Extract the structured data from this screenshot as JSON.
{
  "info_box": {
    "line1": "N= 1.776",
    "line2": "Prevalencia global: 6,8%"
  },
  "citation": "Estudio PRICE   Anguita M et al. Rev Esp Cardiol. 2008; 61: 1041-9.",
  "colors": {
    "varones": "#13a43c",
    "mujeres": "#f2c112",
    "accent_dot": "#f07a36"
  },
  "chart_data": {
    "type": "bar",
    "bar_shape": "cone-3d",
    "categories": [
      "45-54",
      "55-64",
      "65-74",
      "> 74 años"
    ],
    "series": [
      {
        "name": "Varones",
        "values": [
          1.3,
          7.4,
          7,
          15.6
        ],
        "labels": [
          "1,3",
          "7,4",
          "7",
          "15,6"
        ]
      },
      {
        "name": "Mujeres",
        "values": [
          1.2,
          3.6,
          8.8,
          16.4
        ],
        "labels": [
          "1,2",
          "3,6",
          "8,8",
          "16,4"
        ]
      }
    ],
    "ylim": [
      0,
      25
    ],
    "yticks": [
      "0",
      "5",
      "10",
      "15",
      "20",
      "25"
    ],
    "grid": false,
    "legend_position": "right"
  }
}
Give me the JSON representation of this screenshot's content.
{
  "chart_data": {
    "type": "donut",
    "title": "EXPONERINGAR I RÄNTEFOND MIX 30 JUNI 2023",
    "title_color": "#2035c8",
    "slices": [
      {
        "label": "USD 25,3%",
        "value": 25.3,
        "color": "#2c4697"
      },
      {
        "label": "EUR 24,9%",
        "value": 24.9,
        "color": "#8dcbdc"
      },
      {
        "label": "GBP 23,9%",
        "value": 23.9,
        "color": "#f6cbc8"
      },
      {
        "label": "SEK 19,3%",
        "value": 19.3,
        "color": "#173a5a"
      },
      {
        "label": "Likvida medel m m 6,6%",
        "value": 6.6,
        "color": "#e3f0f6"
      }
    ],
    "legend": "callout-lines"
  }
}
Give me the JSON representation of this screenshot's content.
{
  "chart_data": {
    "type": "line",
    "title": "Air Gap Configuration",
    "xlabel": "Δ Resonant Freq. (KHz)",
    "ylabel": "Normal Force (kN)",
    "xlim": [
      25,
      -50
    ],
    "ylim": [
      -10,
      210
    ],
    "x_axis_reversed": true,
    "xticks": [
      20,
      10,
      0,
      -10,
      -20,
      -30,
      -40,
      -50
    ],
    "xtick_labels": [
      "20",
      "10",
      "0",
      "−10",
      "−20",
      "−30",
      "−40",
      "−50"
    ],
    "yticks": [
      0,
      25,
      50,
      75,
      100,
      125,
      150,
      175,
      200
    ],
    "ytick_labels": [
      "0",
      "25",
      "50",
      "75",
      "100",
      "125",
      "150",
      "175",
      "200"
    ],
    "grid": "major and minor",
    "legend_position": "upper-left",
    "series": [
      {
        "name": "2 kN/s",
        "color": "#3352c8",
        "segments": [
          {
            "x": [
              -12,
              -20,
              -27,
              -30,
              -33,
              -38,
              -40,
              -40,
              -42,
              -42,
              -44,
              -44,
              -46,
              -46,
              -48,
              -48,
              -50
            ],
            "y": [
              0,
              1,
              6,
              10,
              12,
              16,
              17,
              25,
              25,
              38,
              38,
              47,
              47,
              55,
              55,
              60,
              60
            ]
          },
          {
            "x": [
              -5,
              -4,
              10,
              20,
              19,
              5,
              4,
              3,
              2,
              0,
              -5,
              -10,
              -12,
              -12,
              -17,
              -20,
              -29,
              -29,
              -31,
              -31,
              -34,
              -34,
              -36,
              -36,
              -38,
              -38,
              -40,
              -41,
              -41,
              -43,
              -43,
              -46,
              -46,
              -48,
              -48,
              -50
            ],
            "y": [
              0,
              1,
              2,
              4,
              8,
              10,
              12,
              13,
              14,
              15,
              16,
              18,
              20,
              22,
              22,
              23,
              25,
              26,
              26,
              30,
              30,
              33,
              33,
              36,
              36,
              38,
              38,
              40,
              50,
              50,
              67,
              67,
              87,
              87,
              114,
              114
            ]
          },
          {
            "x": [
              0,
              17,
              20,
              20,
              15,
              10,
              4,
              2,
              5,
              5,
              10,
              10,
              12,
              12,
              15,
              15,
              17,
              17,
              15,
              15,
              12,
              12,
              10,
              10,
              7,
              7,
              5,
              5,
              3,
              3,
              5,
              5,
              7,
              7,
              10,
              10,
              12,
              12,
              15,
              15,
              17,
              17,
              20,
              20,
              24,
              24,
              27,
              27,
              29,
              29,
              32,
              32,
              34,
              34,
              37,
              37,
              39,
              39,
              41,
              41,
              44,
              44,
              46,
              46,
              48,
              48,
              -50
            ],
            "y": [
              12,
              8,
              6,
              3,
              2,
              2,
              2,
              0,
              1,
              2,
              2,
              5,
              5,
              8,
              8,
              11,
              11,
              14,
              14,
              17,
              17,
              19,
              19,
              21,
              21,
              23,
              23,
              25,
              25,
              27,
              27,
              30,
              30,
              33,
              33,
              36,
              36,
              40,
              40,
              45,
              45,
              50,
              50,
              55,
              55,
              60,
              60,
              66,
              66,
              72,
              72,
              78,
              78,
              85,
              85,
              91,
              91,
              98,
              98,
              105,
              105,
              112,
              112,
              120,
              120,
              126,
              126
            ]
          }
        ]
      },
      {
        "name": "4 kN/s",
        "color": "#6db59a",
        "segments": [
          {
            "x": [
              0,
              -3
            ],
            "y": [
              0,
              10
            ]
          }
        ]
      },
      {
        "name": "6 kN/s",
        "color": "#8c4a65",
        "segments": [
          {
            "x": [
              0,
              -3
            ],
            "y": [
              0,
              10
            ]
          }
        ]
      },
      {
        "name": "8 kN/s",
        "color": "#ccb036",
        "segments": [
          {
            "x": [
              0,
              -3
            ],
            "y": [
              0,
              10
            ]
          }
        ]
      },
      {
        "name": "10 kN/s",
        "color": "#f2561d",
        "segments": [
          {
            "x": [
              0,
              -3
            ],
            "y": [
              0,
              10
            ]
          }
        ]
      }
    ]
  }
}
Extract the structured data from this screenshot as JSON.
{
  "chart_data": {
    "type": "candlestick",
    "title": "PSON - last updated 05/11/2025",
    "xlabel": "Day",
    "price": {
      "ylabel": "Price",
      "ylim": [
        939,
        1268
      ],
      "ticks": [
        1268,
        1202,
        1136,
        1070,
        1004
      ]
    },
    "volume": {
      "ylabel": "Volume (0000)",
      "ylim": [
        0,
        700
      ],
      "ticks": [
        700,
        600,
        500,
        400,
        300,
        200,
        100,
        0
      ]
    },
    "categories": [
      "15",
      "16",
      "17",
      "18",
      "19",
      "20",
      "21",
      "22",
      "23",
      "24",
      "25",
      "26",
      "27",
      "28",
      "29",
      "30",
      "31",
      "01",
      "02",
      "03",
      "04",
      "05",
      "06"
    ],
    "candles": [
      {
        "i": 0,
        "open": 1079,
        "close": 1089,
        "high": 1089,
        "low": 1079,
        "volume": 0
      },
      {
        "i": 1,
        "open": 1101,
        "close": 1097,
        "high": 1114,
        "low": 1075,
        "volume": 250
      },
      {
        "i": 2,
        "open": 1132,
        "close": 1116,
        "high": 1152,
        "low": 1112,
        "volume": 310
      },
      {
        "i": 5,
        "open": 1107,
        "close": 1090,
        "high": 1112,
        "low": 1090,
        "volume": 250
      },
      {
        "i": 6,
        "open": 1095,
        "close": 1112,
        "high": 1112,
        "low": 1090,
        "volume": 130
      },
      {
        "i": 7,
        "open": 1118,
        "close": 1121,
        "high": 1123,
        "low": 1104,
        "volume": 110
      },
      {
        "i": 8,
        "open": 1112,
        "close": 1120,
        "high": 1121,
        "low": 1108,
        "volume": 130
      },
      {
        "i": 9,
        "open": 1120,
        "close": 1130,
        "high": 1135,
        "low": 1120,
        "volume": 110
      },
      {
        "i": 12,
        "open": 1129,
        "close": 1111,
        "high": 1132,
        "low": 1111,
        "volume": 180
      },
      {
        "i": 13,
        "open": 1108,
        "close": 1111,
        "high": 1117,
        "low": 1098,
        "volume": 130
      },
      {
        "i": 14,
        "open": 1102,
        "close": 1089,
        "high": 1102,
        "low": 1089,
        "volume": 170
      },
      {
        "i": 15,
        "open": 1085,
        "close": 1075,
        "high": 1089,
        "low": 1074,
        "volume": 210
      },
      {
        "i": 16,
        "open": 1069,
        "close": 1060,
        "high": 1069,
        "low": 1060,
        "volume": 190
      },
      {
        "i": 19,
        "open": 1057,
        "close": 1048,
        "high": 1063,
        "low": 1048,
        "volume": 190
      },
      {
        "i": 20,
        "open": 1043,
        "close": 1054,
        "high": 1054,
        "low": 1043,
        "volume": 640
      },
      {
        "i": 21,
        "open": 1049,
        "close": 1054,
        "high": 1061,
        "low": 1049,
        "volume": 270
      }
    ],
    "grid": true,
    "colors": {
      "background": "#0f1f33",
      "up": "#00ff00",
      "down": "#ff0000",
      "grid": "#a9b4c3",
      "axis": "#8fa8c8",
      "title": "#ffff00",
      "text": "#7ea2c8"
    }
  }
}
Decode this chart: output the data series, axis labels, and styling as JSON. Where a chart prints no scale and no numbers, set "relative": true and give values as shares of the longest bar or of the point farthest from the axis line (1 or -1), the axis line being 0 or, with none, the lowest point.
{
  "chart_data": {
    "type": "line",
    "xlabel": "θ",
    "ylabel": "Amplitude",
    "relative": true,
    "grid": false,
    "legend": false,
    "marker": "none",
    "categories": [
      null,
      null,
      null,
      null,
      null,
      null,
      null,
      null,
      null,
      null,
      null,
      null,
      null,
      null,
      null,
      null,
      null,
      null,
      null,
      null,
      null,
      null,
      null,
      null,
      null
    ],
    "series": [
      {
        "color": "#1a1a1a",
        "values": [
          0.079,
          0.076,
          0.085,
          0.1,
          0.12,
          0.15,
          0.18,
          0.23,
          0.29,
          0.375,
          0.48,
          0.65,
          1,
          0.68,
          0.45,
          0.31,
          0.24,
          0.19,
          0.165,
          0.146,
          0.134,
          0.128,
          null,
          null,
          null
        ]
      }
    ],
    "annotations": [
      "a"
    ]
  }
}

•••••

=== EXERCISE OBJECTIVE ===
Lines that include the word "grid" are to be extracted from the data above.

=== THE COMPLETED TASK ===
    "grid": false,
    "grid": "major and minor",
    "grid": true,
      "grid": "#a9b4c3",
    "grid": false,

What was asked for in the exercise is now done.